:: Goal of the exercise ::
Output every line exactly as written. Leave out pictures.

:: Extracted material ::
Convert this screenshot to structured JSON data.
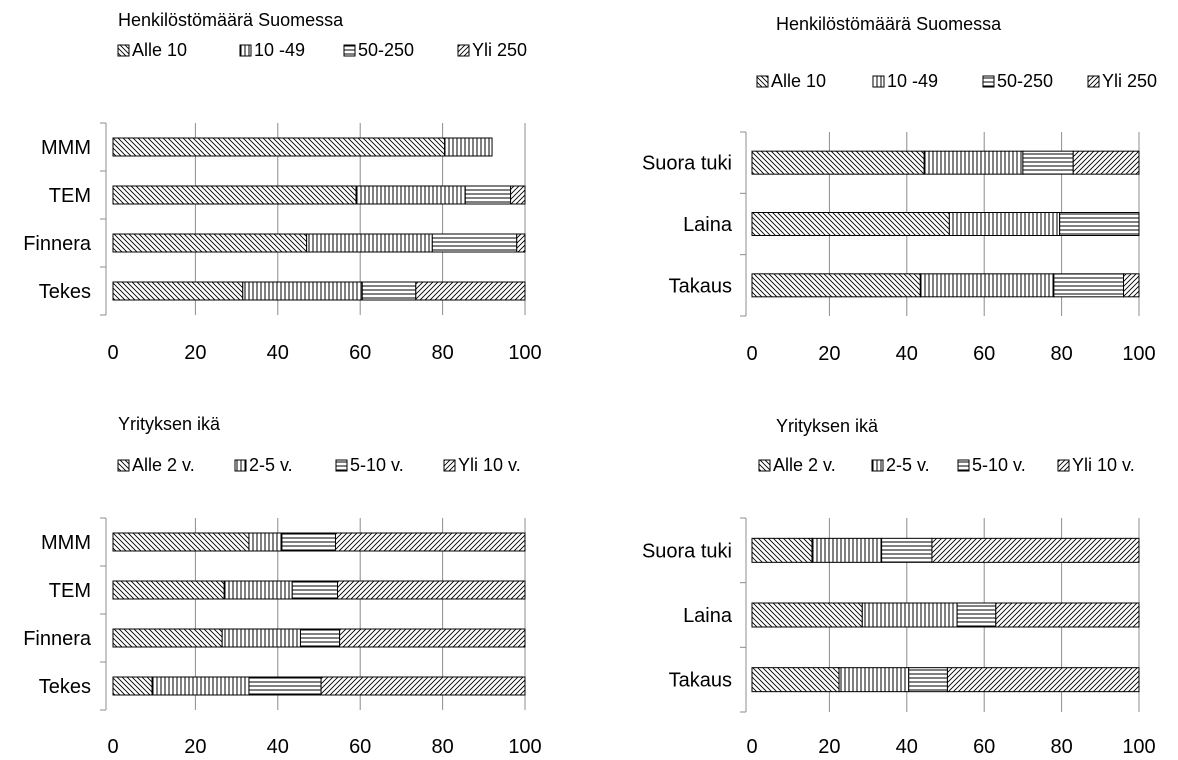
{
  "chart_data": [
    {
      "type": "bar",
      "orientation": "horizontal",
      "stacked": true,
      "title": "Henkilöstömäärä Suomessa",
      "legend_position": "top",
      "categories": [
        "MMM",
        "TEM",
        "Finnera",
        "Tekes"
      ],
      "xlim": [
        0,
        100
      ],
      "x_ticks": [
        "0",
        "20",
        "40",
        "60",
        "80",
        "100"
      ],
      "grid": "vertical",
      "series": [
        {
          "name": "Alle 10",
          "values": [
            80.5,
            59,
            47,
            31.5
          ],
          "pattern": "diag-back"
        },
        {
          "name": "10 -49",
          "values": [
            11.5,
            26.5,
            30.5,
            29
          ],
          "pattern": "vertical"
        },
        {
          "name": "50-250",
          "values": [
            0,
            11,
            20.5,
            13
          ],
          "pattern": "horizontal"
        },
        {
          "name": "Yli 250",
          "values": [
            0,
            3.5,
            2,
            26.5
          ],
          "pattern": "diag-fwd"
        }
      ]
    },
    {
      "type": "bar",
      "orientation": "horizontal",
      "stacked": true,
      "title": "Henkilöstömäärä Suomessa",
      "legend_position": "top",
      "categories": [
        "Suora tuki",
        "Laina",
        "Takaus"
      ],
      "xlim": [
        0,
        100
      ],
      "x_ticks": [
        "0",
        "20",
        "40",
        "60",
        "80",
        "100"
      ],
      "grid": "vertical",
      "series": [
        {
          "name": "Alle 10",
          "values": [
            44.5,
            51,
            43.5
          ],
          "pattern": "diag-back"
        },
        {
          "name": "10 -49",
          "values": [
            25.5,
            28.5,
            34.5
          ],
          "pattern": "vertical"
        },
        {
          "name": "50-250",
          "values": [
            13,
            20.5,
            18
          ],
          "pattern": "horizontal"
        },
        {
          "name": "Yli 250",
          "values": [
            17,
            0,
            4
          ],
          "pattern": "diag-fwd"
        }
      ]
    },
    {
      "type": "bar",
      "orientation": "horizontal",
      "stacked": true,
      "title": "Yrityksen ikä",
      "legend_position": "top",
      "categories": [
        "MMM",
        "TEM",
        "Finnera",
        "Tekes"
      ],
      "xlim": [
        0,
        100
      ],
      "x_ticks": [
        "0",
        "20",
        "40",
        "60",
        "80",
        "100"
      ],
      "grid": "vertical",
      "series": [
        {
          "name": "Alle 2 v.",
          "values": [
            33,
            27,
            26.5,
            9.5
          ],
          "pattern": "diag-back"
        },
        {
          "name": "2-5 v.",
          "values": [
            8,
            16.5,
            19,
            23.5
          ],
          "pattern": "vertical"
        },
        {
          "name": "5-10 v.",
          "values": [
            13,
            11,
            9.5,
            17.5
          ],
          "pattern": "horizontal"
        },
        {
          "name": "Yli 10 v.",
          "values": [
            46,
            45.5,
            45,
            49.5
          ],
          "pattern": "diag-fwd"
        }
      ]
    },
    {
      "type": "bar",
      "orientation": "horizontal",
      "stacked": true,
      "title": "Yrityksen ikä",
      "legend_position": "top",
      "categories": [
        "Suora tuki",
        "Laina",
        "Takaus"
      ],
      "xlim": [
        0,
        100
      ],
      "x_ticks": [
        "0",
        "20",
        "40",
        "60",
        "80",
        "100"
      ],
      "grid": "vertical",
      "series": [
        {
          "name": "Alle 2 v.",
          "values": [
            15.5,
            28.5,
            22.5
          ],
          "pattern": "diag-back"
        },
        {
          "name": "2-5 v.",
          "values": [
            18,
            24.5,
            18
          ],
          "pattern": "vertical"
        },
        {
          "name": "5-10 v.",
          "values": [
            13,
            10,
            10
          ],
          "pattern": "horizontal"
        },
        {
          "name": "Yli 10 v.",
          "values": [
            53.5,
            37,
            49.5
          ],
          "pattern": "diag-fwd"
        }
      ]
    }
  ]
}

:: Output for this exercise ::
Convert this screenshot to structured JSON data.
{
  "chart_data": [
    {
      "type": "bar",
      "orientation": "horizontal",
      "stacked": true,
      "title": "Henkilöstömäärä Suomessa",
      "legend_position": "top",
      "categories": [
        "MMM",
        "TEM",
        "Finnera",
        "Tekes"
      ],
      "xlim": [
        0,
        100
      ],
      "x_ticks": [
        "0",
        "20",
        "40",
        "60",
        "80",
        "100"
      ],
      "grid": "vertical",
      "series": [
        {
          "name": "Alle 10",
          "values": [
            80.5,
            59,
            47,
            31.5
          ],
          "pattern": "diag-back"
        },
        {
          "name": "10 -49",
          "values": [
            11.5,
            26.5,
            30.5,
            29
          ],
          "pattern": "vertical"
        },
        {
          "name": "50-250",
          "values": [
            0,
            11,
            20.5,
            13
          ],
          "pattern": "horizontal"
        },
        {
          "name": "Yli 250",
          "values": [
            0,
            3.5,
            2,
            26.5
          ],
          "pattern": "diag-fwd"
        }
      ]
    },
    {
      "type": "bar",
      "orientation": "horizontal",
      "stacked": true,
      "title": "Henkilöstömäärä Suomessa",
      "legend_position": "top",
      "categories": [
        "Suora tuki",
        "Laina",
        "Takaus"
      ],
      "xlim": [
        0,
        100
      ],
      "x_ticks": [
        "0",
        "20",
        "40",
        "60",
        "80",
        "100"
      ],
      "grid": "vertical",
      "series": [
        {
          "name": "Alle 10",
          "values": [
            44.5,
            51,
            43.5
          ],
          "pattern": "diag-back"
        },
        {
          "name": "10 -49",
          "values": [
            25.5,
            28.5,
            34.5
          ],
          "pattern": "vertical"
        },
        {
          "name": "50-250",
          "values": [
            13,
            20.5,
            18
          ],
          "pattern": "horizontal"
        },
        {
          "name": "Yli 250",
          "values": [
            17,
            0,
            4
          ],
          "pattern": "diag-fwd"
        }
      ]
    },
    {
      "type": "bar",
      "orientation": "horizontal",
      "stacked": true,
      "title": "Yrityksen ikä",
      "legend_position": "top",
      "categories": [
        "MMM",
        "TEM",
        "Finnera",
        "Tekes"
      ],
      "xlim": [
        0,
        100
      ],
      "x_ticks": [
        "0",
        "20",
        "40",
        "60",
        "80",
        "100"
      ],
      "grid": "vertical",
      "series": [
        {
          "name": "Alle 2 v.",
          "values": [
            33,
            27,
            26.5,
            9.5
          ],
          "pattern": "diag-back"
        },
        {
          "name": "2-5 v.",
          "values": [
            8,
            16.5,
            19,
            23.5
          ],
          "pattern": "vertical"
        },
        {
          "name": "5-10 v.",
          "values": [
            13,
            11,
            9.5,
            17.5
          ],
          "pattern": "horizontal"
        },
        {
          "name": "Yli 10 v.",
          "values": [
            46,
            45.5,
            45,
            49.5
          ],
          "pattern": "diag-fwd"
        }
      ]
    },
    {
      "type": "bar",
      "orientation": "horizontal",
      "stacked": true,
      "title": "Yrityksen ikä",
      "legend_position": "top",
      "categories": [
        "Suora tuki",
        "Laina",
        "Takaus"
      ],
      "xlim": [
        0,
        100
      ],
      "x_ticks": [
        "0",
        "20",
        "40",
        "60",
        "80",
        "100"
      ],
      "grid": "vertical",
      "series": [
        {
          "name": "Alle 2 v.",
          "values": [
            15.5,
            28.5,
            22.5
          ],
          "pattern": "diag-back"
        },
        {
          "name": "2-5 v.",
          "values": [
            18,
            24.5,
            18
          ],
          "pattern": "vertical"
        },
        {
          "name": "5-10 v.",
          "values": [
            13,
            10,
            10
          ],
          "pattern": "horizontal"
        },
        {
          "name": "Yli 10 v.",
          "values": [
            53.5,
            37,
            49.5
          ],
          "pattern": "diag-fwd"
        }
      ]
    }
  ]
}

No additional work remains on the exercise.